▶ [Set problem]: Find every line in the records below that holds the word "ylabel" and copy it.

▶ [Given information]:
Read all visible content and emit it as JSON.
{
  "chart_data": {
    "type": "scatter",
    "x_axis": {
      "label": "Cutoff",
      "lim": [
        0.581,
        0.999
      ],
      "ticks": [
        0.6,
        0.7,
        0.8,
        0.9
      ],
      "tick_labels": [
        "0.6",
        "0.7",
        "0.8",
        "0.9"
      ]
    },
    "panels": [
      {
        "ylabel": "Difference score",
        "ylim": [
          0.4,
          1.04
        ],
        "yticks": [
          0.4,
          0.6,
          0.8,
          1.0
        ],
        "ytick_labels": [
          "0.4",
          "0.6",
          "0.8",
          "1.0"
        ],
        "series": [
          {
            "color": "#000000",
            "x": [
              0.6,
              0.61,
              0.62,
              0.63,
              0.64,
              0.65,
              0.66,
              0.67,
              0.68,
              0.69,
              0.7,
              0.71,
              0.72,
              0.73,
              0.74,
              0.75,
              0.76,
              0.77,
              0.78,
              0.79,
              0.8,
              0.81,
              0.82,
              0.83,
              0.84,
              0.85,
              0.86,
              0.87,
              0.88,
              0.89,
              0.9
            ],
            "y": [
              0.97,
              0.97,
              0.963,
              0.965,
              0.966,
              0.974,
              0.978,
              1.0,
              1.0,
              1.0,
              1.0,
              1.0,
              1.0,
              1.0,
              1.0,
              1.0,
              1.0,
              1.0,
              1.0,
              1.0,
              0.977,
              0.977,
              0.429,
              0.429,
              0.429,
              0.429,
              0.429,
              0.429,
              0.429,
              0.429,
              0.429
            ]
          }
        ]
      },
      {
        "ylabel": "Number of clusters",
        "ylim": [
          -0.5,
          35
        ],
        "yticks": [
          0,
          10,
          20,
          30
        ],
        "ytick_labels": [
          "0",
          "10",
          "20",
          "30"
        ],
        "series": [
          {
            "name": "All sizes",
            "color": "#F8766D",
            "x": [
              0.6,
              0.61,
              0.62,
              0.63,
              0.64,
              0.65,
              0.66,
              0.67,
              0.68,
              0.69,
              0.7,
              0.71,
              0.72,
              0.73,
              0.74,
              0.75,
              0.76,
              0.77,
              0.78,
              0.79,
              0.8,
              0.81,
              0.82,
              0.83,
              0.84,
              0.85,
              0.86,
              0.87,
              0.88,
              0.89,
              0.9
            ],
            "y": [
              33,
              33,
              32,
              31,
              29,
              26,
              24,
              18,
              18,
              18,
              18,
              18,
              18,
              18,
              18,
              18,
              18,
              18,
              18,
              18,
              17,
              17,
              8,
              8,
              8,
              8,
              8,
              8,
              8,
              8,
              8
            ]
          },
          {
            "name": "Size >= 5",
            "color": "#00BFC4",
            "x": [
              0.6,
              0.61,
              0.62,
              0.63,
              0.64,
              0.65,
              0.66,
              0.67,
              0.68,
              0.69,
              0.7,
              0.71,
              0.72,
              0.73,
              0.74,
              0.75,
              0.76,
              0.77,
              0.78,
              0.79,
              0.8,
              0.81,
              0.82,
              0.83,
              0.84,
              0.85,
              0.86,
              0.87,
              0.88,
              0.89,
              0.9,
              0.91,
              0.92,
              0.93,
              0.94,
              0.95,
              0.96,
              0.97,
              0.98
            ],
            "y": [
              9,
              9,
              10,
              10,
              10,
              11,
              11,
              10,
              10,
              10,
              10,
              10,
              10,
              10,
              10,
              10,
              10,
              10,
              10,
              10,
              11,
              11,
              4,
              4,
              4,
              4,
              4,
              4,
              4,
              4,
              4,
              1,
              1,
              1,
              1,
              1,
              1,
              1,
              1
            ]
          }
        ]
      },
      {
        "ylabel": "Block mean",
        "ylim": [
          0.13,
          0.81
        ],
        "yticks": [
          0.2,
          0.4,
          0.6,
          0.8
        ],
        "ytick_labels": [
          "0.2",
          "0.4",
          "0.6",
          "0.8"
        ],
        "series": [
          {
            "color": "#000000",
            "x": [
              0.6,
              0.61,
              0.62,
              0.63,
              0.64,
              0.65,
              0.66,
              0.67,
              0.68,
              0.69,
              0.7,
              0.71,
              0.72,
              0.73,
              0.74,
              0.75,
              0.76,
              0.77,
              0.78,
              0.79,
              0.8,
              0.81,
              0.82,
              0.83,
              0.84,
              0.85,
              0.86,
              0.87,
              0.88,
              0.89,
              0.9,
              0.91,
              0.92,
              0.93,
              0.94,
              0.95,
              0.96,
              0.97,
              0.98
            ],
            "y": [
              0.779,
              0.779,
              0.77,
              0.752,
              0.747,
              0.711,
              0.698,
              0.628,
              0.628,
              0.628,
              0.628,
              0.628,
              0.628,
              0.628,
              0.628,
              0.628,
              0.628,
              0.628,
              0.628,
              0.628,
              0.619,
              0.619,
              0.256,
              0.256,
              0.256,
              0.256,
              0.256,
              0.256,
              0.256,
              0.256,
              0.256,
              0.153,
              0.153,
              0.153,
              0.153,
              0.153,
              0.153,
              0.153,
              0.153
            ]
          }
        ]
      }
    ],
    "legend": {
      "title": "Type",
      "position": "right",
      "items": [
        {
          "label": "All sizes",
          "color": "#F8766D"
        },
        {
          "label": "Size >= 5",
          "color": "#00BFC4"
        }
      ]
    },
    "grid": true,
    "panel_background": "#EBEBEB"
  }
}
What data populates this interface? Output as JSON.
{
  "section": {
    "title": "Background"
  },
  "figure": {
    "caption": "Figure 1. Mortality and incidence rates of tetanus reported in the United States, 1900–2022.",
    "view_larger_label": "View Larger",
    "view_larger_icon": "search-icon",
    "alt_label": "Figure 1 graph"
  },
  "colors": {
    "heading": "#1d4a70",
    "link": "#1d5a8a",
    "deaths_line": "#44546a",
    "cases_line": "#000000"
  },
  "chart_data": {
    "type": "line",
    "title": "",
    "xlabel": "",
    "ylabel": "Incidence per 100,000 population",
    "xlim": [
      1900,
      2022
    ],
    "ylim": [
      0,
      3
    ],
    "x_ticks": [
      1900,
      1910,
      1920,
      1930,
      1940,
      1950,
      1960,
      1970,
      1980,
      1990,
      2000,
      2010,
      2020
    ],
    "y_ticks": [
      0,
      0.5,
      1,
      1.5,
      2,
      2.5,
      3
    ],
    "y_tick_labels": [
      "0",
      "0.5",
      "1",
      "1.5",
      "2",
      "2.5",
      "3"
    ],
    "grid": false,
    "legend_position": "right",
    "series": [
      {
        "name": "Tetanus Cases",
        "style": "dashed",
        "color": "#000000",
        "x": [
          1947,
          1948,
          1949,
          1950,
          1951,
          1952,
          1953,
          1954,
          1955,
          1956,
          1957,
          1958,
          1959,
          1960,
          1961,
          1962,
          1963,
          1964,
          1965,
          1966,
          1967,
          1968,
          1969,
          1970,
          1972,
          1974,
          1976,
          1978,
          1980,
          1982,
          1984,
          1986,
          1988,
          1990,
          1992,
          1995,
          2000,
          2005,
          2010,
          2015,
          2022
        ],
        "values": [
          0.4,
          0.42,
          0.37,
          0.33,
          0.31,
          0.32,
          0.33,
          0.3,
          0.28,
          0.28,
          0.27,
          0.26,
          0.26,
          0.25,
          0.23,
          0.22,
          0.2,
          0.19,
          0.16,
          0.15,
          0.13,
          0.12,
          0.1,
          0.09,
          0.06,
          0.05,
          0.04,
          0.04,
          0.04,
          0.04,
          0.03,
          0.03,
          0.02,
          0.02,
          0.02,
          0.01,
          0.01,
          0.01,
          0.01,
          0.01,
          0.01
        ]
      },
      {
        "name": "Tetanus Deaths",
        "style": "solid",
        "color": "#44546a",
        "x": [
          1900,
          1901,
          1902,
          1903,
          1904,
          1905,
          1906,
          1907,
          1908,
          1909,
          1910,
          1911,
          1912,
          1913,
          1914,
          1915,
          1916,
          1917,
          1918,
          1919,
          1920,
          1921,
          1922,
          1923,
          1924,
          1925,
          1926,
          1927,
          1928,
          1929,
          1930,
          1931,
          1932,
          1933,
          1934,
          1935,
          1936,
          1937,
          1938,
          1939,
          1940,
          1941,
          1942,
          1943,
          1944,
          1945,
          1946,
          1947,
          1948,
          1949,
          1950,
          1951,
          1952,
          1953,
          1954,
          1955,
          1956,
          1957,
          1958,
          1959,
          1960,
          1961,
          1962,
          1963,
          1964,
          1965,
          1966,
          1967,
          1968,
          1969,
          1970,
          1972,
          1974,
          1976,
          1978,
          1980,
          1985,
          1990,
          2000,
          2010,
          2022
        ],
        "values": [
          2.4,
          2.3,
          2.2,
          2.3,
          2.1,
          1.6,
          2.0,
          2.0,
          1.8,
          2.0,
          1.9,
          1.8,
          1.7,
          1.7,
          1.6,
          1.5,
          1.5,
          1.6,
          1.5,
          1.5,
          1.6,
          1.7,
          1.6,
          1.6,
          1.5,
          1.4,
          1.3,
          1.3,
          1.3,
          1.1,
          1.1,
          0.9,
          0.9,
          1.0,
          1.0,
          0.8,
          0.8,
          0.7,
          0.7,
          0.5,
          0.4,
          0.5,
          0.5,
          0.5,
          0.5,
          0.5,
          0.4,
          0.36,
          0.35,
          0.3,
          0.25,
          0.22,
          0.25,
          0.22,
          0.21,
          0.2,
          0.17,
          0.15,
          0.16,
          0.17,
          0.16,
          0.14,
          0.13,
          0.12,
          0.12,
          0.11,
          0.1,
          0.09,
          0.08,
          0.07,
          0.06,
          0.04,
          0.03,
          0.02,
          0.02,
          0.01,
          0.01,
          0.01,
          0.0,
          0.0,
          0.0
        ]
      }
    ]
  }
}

▶ [Result of this exercise]:
        "ylabel": "Difference score",
        "ylabel": "Number of clusters",
        "ylabel": "Block mean",
    "ylabel": "Incidence per 100,000 population",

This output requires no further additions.